What you have to do: Find the lines holding the string "THAT" in the data, then copy all of them.

____ Stored data

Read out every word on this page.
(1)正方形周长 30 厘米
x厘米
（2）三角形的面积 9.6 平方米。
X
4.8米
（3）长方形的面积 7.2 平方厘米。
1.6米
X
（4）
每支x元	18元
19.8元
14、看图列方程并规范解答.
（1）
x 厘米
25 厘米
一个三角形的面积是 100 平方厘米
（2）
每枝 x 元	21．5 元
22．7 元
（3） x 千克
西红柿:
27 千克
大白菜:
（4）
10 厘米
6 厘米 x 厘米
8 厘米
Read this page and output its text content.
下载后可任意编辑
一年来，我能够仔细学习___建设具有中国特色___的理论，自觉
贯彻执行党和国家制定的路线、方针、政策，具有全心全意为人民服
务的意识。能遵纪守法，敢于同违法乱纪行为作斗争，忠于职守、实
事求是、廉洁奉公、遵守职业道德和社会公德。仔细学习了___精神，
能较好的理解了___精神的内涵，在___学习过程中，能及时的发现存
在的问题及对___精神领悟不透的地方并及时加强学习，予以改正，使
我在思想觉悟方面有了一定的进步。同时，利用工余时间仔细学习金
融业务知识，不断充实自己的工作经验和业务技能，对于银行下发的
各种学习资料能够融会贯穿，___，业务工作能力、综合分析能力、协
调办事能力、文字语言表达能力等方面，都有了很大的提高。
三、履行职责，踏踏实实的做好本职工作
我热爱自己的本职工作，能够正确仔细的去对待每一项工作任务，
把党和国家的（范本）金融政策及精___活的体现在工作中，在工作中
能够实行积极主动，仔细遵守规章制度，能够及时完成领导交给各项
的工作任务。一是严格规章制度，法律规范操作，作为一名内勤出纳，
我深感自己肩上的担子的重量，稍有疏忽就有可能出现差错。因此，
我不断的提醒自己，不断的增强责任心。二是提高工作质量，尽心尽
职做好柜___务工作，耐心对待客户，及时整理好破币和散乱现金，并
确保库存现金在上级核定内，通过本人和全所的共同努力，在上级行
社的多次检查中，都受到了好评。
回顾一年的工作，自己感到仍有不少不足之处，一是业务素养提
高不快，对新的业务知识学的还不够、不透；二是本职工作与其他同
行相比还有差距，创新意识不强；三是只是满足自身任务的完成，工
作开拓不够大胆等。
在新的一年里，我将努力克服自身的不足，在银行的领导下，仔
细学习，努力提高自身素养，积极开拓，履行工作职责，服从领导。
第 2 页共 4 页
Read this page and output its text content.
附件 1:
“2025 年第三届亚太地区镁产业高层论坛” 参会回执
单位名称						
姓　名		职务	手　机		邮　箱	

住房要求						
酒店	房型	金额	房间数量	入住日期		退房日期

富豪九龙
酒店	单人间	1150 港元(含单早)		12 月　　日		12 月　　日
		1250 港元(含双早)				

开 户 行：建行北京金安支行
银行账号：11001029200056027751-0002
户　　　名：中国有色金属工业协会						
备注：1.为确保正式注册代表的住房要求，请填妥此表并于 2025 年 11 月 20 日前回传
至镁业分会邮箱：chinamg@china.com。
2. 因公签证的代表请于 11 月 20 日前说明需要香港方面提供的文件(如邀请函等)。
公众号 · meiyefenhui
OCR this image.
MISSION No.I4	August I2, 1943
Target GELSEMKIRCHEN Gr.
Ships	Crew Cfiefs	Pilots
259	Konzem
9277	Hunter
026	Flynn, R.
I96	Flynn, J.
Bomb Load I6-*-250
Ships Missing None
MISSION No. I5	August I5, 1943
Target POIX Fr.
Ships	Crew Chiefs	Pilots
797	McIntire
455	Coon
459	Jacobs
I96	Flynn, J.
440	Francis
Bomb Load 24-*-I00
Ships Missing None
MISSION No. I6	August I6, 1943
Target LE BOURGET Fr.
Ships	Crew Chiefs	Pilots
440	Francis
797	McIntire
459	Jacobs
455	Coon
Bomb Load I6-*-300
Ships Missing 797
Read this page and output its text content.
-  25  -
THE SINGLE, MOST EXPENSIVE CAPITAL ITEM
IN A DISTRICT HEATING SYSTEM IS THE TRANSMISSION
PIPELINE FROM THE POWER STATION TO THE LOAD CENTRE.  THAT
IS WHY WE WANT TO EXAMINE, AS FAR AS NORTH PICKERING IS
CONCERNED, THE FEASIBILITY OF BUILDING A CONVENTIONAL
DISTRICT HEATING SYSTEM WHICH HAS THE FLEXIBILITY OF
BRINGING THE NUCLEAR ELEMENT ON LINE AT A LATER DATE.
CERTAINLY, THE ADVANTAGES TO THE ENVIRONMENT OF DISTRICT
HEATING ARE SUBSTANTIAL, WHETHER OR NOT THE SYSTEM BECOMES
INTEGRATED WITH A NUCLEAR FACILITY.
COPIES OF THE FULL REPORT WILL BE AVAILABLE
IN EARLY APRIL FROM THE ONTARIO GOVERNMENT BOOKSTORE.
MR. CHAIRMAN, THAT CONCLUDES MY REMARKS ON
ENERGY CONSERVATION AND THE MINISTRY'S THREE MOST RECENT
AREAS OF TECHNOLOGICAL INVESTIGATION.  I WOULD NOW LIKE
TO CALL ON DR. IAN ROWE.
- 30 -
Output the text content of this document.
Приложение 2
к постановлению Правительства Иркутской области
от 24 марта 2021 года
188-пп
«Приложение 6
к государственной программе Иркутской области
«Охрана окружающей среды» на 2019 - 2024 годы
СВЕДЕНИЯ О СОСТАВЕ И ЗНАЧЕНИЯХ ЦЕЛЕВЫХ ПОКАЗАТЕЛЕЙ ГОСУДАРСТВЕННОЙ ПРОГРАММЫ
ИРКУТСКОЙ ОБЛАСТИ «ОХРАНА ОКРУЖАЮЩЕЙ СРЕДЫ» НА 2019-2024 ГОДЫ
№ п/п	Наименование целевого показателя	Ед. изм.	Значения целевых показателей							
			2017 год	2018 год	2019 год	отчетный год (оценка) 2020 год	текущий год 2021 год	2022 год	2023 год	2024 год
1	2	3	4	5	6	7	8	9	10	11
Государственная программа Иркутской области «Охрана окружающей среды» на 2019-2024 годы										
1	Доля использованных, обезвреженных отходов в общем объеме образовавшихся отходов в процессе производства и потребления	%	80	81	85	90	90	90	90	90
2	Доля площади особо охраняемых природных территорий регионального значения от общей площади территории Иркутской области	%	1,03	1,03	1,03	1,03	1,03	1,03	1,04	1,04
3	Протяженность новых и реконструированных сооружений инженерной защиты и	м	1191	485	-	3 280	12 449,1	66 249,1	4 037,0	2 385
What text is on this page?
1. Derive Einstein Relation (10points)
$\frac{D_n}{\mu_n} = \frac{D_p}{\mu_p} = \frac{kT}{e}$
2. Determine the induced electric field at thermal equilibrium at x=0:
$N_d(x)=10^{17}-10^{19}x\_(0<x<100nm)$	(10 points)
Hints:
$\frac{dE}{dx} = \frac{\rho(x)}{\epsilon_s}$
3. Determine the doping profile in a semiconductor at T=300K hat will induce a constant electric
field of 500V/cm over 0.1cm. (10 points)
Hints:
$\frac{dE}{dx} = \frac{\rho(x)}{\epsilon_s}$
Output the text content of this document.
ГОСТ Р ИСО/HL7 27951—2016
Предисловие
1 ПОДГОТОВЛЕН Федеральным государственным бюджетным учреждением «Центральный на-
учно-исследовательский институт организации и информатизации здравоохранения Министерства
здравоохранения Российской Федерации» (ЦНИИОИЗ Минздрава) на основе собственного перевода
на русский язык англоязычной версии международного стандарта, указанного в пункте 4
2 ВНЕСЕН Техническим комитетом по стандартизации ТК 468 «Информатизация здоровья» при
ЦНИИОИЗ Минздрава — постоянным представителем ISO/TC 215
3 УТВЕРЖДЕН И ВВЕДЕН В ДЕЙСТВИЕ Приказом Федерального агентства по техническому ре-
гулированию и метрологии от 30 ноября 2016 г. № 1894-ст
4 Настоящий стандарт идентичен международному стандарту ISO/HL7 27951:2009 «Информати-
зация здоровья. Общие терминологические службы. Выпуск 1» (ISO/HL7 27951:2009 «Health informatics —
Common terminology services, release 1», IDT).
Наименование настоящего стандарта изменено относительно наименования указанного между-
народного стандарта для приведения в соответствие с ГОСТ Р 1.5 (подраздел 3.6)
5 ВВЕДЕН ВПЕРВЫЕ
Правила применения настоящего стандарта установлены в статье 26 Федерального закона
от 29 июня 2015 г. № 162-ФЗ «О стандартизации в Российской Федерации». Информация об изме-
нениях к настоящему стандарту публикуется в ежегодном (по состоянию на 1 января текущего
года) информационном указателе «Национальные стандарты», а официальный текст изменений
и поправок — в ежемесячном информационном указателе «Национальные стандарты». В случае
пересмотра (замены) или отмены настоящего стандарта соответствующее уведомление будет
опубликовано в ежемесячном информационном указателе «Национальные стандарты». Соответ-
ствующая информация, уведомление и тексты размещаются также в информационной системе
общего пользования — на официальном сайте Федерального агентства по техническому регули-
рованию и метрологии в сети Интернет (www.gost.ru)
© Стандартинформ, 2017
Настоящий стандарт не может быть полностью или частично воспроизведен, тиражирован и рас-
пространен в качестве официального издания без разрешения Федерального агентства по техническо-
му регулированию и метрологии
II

________

Complete answer:
PIPELINE FROM THE POWER STATION TO THE LOAD CENTRE.  THAT
MR. CHAIRMAN, THAT CONCLUDES MY REMARKS ON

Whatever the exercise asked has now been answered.